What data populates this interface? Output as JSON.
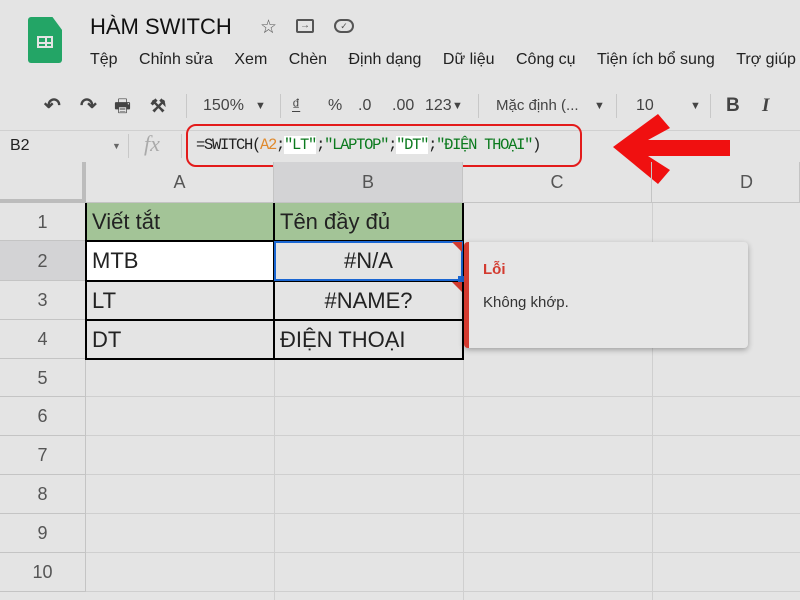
{
  "title": "HÀM SWITCH",
  "menu": [
    "Tệp",
    "Chỉnh sửa",
    "Xem",
    "Chèn",
    "Định dạng",
    "Dữ liệu",
    "Công cụ",
    "Tiện ích bổ sung",
    "Trợ giúp"
  ],
  "toolbar": {
    "zoom": "150%",
    "currency": "₫",
    "percent": "%",
    "dec_less": ".0",
    "dec_more": ".00",
    "format": "123",
    "font": "Mặc định (...",
    "size": "10",
    "bold": "B",
    "italic": "I"
  },
  "formula_bar": {
    "name_box": "B2",
    "fx": "fx",
    "formula": {
      "p1": "=SWITCH(",
      "ref": "A2",
      "s1": ";",
      "lt": "\"LT\"",
      "s2": ";",
      "laptop": "\"LAPTOP\"",
      "s3": ";",
      "dt": "\"DT\"",
      "s4": ";",
      "dienthoai": "\"ĐIỆN THOẠI\"",
      "end": ")"
    }
  },
  "columns": [
    "A",
    "B",
    "C",
    "D"
  ],
  "rows": [
    "1",
    "2",
    "3",
    "4",
    "5",
    "6",
    "7",
    "8",
    "9",
    "10"
  ],
  "cells": {
    "A1": "Viết tắt",
    "B1": "Tên đầy đủ",
    "A2": "MTB",
    "B2": "#N/A",
    "A3": "LT",
    "B3": "#NAME?",
    "A4": "DT",
    "B4": "ĐIỆN THOẠI"
  },
  "tooltip": {
    "title": "Lỗi",
    "message": "Không khớp."
  },
  "colors": {
    "header_fill": "#a3c497",
    "error": "#d33b30",
    "selection": "#1a66d2",
    "annotation": "#e31b1b"
  }
}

*****

### YOUR GOAL
Set each line of the records down exactly, leaving every picture out.

### ANSWER IN FULL
What data populates this interface? Output as JSON.
{
  "title": "HÀM SWITCH",
  "menu": [
    "Tệp",
    "Chỉnh sửa",
    "Xem",
    "Chèn",
    "Định dạng",
    "Dữ liệu",
    "Công cụ",
    "Tiện ích bổ sung",
    "Trợ giúp"
  ],
  "toolbar": {
    "zoom": "150%",
    "currency": "₫",
    "percent": "%",
    "dec_less": ".0",
    "dec_more": ".00",
    "format": "123",
    "font": "Mặc định (...",
    "size": "10",
    "bold": "B",
    "italic": "I"
  },
  "formula_bar": {
    "name_box": "B2",
    "fx": "fx",
    "formula": {
      "p1": "=SWITCH(",
      "ref": "A2",
      "s1": ";",
      "lt": "\"LT\"",
      "s2": ";",
      "laptop": "\"LAPTOP\"",
      "s3": ";",
      "dt": "\"DT\"",
      "s4": ";",
      "dienthoai": "\"ĐIỆN THOẠI\"",
      "end": ")"
    }
  },
  "columns": [
    "A",
    "B",
    "C",
    "D"
  ],
  "rows": [
    "1",
    "2",
    "3",
    "4",
    "5",
    "6",
    "7",
    "8",
    "9",
    "10"
  ],
  "cells": {
    "A1": "Viết tắt",
    "B1": "Tên đầy đủ",
    "A2": "MTB",
    "B2": "#N/A",
    "A3": "LT",
    "B3": "#NAME?",
    "A4": "DT",
    "B4": "ĐIỆN THOẠI"
  },
  "tooltip": {
    "title": "Lỗi",
    "message": "Không khớp."
  },
  "colors": {
    "header_fill": "#a3c497",
    "error": "#d33b30",
    "selection": "#1a66d2",
    "annotation": "#e31b1b"
  }
}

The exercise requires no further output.